Do this —
Do these statements agree with the Blue Jays prospects text below? (a) Last year's FanSided team prospect lists were done at Call to the Pen. (b) This year each system gets 20 players. (c) The writer places the Blue Jays in the top three systems along with Texas and San Diego. Answer yes or no for each and quote the deciding words.

-- start of Extract --

Most minor league sites will do top-10s, top-15s, top-20s, or some other ranking. Last year, to be a bit different, the FanSided team prospect lists (which were done at Call to the Pen, since S2S didn’t exist), instead listed a team’s top prospect at each position (C, 1B, 2B, 3B, SS, 3 OFs, 5 SPs, and 2 RPs). This year, we’re keeping that format, but also adding a “Best of the Rest” section that lists the top ten players beyond the positional rankings. That’s 25 players per system, if you’re counting.
The Blue Jays are usually cited as one of the best systems in baseball, and I’d say they’re in the top three along with Texas and San Diego. Like the Rangers, they have a ton of pitching depth, though the majority of Toronto’s arms have a lot left to prove. On the position player side, there are three of the game’s top 25 position prospects in Anthony Gose, Travis d’Arnaud, and Jake Marisnick, though things start to drop off from those three fairly quickly.
It’ll be very interesting to see how this talent coalesces and what it will allow the Jays to do in the AL East.

-- end of Extract --
-- start of Data shown --

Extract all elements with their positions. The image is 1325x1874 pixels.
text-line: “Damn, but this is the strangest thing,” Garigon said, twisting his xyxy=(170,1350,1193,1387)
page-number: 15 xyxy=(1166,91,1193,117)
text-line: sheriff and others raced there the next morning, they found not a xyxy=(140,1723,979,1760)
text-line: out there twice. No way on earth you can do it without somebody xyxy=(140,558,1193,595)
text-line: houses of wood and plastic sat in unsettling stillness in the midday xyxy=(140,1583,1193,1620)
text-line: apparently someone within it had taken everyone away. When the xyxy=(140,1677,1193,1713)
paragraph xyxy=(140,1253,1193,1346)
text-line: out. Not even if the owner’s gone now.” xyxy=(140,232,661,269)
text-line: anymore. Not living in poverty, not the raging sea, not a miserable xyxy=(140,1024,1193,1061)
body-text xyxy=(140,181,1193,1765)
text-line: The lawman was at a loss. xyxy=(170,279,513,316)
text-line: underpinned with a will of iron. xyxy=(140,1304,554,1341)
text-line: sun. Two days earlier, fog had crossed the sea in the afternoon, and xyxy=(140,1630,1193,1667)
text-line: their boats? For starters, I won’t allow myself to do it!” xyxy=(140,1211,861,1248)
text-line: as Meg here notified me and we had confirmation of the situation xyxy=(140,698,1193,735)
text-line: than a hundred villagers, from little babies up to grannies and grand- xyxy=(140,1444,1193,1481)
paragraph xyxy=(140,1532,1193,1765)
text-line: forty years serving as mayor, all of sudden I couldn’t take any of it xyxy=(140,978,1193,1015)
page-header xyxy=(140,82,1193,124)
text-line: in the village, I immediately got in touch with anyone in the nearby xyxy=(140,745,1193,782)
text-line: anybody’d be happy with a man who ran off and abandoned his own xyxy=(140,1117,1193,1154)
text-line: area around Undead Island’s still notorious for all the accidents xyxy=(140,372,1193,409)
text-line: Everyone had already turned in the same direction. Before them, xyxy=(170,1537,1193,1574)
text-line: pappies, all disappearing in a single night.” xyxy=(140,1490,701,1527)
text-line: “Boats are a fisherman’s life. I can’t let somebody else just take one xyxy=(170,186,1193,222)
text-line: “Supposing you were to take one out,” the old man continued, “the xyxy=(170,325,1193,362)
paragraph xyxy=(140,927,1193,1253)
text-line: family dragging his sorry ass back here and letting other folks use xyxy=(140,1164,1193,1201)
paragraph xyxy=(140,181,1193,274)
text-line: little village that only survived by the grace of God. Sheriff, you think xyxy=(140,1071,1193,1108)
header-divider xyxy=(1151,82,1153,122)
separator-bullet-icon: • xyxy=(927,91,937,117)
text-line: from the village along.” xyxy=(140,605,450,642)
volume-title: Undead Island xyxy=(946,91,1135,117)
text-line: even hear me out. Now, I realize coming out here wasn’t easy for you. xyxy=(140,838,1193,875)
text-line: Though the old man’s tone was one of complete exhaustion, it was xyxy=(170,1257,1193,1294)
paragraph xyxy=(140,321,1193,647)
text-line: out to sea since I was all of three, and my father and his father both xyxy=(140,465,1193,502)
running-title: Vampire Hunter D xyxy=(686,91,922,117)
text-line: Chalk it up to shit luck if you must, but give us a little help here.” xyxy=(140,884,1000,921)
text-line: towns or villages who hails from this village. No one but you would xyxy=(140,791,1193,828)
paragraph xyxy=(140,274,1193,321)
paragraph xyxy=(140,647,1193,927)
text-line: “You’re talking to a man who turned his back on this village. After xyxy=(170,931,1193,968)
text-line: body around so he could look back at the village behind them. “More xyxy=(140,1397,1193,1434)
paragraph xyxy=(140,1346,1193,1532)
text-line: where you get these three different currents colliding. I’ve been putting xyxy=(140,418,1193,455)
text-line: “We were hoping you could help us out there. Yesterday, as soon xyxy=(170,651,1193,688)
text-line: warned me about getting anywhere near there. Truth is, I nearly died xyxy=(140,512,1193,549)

-- end of Data shown --
-- start of Data shown --

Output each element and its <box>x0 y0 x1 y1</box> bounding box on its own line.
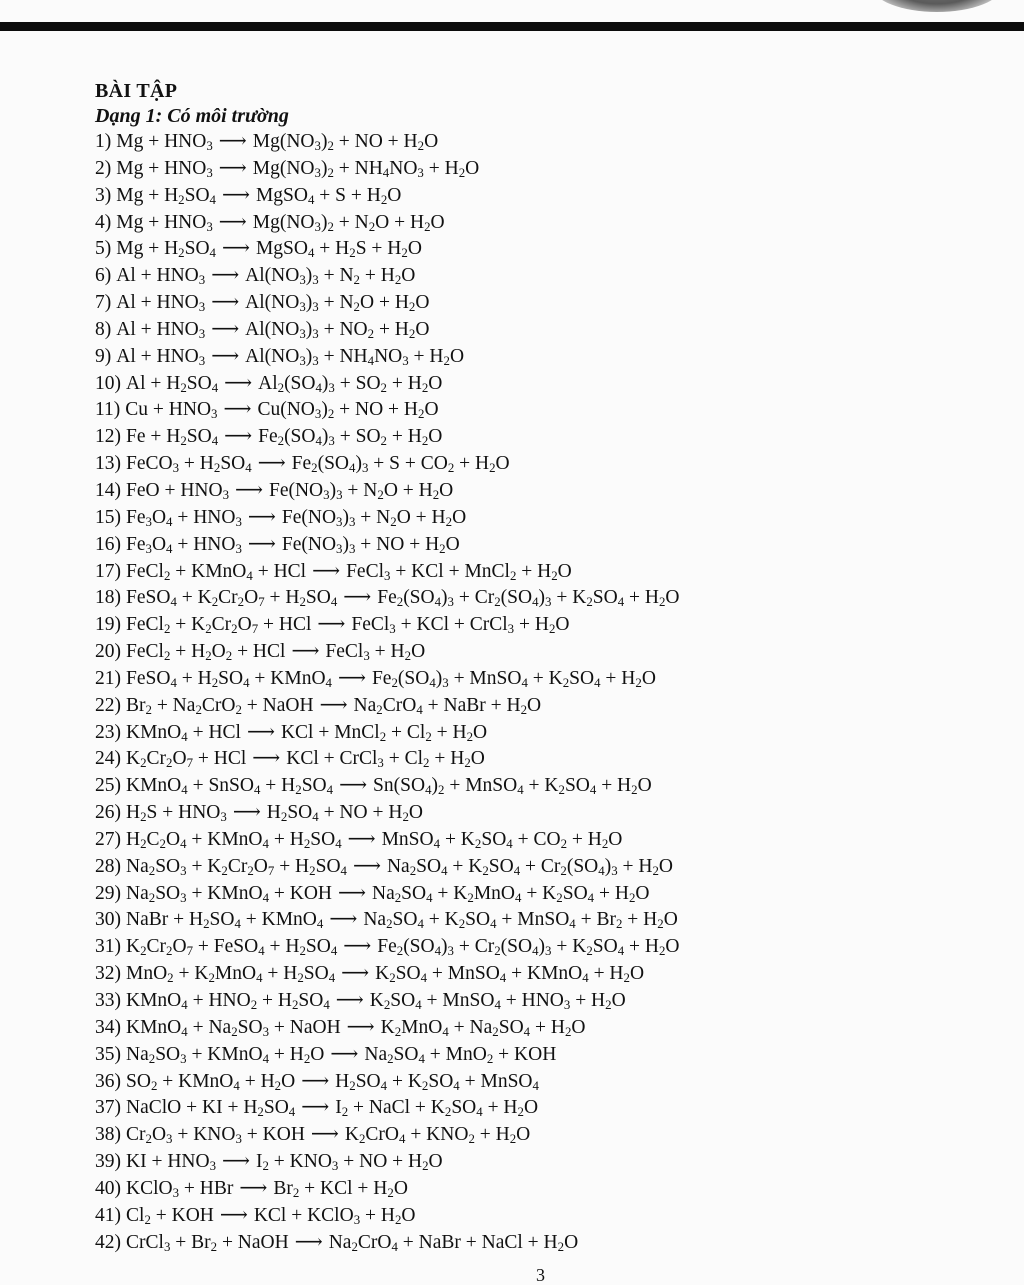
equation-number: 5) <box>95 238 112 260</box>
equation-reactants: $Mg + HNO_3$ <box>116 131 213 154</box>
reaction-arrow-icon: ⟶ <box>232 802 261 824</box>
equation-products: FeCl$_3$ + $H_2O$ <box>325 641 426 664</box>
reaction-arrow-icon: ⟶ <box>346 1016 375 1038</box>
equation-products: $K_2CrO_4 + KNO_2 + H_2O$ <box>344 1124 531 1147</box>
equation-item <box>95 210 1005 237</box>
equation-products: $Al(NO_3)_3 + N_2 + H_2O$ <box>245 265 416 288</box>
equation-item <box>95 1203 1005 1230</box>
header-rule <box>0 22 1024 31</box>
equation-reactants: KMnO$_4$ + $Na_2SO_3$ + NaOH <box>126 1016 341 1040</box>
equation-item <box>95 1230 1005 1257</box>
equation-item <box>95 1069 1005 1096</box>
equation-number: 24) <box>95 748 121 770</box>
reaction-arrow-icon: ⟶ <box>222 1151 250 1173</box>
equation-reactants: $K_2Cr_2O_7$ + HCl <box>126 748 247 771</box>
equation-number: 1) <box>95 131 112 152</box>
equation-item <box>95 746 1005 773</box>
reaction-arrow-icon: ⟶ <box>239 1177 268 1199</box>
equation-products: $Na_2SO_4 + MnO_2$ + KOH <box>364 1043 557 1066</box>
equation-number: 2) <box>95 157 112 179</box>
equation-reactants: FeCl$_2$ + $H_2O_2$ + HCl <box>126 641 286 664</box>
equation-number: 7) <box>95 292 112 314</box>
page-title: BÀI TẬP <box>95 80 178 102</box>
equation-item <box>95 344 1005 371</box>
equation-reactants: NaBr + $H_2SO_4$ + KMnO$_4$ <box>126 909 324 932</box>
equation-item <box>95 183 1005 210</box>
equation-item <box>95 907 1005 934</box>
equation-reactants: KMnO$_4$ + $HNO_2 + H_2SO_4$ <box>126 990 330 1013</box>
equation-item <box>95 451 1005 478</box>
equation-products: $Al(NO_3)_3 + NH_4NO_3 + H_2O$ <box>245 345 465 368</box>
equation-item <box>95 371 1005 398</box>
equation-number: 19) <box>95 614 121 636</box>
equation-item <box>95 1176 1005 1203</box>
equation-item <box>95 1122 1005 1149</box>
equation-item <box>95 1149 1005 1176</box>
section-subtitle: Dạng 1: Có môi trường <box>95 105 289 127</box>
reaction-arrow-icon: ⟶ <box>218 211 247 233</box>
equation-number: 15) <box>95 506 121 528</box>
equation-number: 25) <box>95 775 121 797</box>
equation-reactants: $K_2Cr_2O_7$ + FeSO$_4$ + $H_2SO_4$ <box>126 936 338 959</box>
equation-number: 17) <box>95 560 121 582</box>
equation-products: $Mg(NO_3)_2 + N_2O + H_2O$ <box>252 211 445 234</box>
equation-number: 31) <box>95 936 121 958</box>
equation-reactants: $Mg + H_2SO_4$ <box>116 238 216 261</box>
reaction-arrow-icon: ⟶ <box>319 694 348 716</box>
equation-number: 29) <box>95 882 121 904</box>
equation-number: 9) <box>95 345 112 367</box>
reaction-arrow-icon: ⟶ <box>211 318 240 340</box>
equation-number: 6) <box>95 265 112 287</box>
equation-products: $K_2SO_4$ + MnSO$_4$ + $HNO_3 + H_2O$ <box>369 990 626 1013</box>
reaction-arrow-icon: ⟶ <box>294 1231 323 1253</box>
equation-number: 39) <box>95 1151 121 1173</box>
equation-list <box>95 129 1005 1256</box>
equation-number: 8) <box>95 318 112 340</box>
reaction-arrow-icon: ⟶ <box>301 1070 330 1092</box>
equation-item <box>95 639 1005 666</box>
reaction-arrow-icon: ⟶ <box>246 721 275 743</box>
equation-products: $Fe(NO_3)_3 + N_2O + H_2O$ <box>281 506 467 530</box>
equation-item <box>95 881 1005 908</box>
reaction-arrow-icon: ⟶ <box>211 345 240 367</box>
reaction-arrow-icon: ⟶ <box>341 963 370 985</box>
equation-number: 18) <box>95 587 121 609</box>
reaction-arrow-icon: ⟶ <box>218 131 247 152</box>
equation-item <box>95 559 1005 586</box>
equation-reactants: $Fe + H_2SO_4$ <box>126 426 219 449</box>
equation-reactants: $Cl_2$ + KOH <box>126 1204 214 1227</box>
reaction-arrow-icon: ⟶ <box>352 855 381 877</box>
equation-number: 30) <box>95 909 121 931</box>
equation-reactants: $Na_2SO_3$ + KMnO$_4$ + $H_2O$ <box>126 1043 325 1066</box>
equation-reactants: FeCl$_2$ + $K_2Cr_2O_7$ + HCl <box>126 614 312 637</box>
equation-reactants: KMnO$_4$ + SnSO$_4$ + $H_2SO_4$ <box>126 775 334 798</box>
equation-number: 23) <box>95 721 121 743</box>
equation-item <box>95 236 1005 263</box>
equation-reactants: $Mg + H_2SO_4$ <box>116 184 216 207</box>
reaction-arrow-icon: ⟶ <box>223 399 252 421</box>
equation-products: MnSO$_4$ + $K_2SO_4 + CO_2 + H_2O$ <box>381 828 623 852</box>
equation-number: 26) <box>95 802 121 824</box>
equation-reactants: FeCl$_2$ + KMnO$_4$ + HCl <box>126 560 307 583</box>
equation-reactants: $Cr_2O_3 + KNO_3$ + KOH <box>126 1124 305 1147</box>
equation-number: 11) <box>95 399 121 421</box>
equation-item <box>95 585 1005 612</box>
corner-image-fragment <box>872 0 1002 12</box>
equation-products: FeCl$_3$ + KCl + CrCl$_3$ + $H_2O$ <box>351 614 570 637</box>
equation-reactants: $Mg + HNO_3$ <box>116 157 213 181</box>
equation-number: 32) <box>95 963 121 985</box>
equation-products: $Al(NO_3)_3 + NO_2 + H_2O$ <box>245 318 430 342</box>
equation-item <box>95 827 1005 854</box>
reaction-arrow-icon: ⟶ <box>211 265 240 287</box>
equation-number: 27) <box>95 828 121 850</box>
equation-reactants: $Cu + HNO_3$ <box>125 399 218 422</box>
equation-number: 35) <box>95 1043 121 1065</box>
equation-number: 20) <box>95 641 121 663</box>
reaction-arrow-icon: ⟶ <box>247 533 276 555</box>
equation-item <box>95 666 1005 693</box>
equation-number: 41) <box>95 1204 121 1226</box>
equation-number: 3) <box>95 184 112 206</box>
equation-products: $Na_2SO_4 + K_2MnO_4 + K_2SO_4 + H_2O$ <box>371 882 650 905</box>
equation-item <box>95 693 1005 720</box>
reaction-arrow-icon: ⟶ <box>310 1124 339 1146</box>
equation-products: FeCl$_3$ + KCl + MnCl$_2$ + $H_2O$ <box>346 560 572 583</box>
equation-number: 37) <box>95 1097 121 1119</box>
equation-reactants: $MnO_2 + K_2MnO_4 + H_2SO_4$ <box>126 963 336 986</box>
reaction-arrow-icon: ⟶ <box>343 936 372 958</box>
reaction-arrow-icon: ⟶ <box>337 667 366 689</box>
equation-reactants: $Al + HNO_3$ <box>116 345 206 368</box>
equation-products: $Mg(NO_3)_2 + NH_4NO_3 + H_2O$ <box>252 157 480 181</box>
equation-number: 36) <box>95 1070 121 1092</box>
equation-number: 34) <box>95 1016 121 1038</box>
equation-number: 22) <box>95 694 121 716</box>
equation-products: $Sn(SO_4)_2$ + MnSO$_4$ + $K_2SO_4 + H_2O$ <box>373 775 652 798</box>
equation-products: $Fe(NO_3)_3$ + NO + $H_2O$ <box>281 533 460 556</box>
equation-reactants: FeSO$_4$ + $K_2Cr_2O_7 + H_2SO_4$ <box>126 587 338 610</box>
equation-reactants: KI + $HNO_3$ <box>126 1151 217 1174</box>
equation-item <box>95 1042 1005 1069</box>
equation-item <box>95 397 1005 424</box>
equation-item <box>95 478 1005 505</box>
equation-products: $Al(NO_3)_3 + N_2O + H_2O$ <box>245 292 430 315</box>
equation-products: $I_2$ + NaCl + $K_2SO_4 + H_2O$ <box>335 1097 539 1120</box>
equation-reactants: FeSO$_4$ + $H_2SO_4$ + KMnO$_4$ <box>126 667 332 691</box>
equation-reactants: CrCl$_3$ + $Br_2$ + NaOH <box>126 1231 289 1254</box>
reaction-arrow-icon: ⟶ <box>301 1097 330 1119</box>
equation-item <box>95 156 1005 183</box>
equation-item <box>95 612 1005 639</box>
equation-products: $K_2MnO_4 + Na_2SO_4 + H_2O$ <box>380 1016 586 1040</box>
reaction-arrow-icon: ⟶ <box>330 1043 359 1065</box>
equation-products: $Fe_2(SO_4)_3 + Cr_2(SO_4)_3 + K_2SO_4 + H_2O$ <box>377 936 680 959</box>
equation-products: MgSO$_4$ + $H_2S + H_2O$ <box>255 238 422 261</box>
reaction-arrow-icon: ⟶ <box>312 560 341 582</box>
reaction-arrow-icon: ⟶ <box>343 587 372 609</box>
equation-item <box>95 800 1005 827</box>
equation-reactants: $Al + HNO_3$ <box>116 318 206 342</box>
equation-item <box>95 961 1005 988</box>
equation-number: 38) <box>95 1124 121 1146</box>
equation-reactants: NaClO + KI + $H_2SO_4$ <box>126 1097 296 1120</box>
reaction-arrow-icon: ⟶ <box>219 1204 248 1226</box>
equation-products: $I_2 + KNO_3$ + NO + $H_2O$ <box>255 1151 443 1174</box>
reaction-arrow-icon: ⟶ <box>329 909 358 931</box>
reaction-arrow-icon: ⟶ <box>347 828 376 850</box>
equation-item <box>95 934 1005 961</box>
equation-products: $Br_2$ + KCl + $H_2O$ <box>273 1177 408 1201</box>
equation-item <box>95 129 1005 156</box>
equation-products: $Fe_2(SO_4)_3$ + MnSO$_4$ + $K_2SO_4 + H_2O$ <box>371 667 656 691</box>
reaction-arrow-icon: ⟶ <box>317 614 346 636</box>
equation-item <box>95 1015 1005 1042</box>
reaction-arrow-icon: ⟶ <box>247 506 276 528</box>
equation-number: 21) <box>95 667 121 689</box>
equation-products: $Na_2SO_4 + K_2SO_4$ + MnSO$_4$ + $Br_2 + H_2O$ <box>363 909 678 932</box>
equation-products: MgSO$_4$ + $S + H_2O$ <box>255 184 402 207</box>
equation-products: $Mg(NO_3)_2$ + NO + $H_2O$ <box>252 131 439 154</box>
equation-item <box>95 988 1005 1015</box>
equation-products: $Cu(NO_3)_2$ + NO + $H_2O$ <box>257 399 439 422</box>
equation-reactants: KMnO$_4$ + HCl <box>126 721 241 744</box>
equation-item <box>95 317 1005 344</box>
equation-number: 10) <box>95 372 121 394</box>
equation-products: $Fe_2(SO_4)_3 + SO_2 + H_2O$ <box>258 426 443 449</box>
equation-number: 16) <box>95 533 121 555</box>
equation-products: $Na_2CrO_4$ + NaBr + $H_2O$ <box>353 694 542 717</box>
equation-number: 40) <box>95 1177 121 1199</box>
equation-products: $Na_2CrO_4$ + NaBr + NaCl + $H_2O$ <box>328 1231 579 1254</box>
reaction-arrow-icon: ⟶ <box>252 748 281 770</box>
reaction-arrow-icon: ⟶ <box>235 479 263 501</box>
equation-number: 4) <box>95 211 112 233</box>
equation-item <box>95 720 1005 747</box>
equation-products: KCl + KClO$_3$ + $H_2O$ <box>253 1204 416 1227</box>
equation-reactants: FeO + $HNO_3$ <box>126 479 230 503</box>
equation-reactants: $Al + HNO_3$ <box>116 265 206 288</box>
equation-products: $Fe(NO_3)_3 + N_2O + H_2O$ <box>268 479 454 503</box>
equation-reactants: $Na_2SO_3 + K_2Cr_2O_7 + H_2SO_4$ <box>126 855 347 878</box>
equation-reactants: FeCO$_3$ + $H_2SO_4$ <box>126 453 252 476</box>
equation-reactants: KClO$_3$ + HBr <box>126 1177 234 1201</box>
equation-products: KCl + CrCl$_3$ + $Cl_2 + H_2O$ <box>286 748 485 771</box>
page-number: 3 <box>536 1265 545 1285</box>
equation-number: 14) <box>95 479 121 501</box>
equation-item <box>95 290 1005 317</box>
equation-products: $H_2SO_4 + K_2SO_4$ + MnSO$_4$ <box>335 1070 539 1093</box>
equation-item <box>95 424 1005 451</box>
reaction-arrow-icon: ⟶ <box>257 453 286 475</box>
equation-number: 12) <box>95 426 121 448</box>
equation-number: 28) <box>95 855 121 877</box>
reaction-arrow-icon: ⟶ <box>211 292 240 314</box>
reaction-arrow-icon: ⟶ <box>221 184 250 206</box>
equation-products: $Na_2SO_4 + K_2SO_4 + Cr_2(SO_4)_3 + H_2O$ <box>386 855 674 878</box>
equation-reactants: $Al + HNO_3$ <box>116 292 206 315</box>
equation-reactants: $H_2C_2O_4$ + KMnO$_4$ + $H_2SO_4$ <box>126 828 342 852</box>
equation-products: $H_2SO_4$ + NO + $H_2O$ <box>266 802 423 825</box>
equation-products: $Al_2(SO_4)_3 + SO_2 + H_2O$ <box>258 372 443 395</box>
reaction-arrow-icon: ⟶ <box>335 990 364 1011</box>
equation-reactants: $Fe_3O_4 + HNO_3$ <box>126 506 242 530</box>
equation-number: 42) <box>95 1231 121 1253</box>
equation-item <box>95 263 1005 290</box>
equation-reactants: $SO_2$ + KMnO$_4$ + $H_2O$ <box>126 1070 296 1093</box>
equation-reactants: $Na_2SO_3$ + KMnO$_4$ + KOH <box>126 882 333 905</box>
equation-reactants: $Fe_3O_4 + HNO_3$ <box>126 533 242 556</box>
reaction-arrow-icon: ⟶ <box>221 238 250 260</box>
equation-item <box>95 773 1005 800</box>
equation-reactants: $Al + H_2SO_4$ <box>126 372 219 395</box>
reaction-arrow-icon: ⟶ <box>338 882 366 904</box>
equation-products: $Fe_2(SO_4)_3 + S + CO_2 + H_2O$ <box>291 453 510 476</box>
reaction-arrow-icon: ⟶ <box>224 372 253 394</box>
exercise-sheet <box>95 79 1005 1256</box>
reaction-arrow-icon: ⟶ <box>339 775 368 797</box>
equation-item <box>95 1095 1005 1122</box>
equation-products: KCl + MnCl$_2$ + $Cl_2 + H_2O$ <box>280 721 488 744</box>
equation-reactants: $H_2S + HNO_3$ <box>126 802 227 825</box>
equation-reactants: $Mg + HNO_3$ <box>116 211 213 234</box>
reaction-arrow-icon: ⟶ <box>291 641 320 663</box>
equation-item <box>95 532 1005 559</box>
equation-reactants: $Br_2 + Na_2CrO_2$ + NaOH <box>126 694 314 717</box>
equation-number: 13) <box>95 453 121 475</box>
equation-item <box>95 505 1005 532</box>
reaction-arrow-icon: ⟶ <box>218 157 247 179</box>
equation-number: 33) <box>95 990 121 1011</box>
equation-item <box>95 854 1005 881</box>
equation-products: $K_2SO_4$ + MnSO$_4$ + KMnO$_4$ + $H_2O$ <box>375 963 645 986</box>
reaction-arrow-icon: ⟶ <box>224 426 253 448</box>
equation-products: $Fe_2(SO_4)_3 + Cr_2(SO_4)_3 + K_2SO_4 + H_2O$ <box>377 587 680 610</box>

-- end of Data shown --

Expected answer —
(a) Yes: "which were done at Call to the Pen, since S2S didn’t exist"
(b) No: "That’s 25 players per system, if you’re counting."
(c) Yes: "I’d say they’re in the top three along with Texas and San Diego"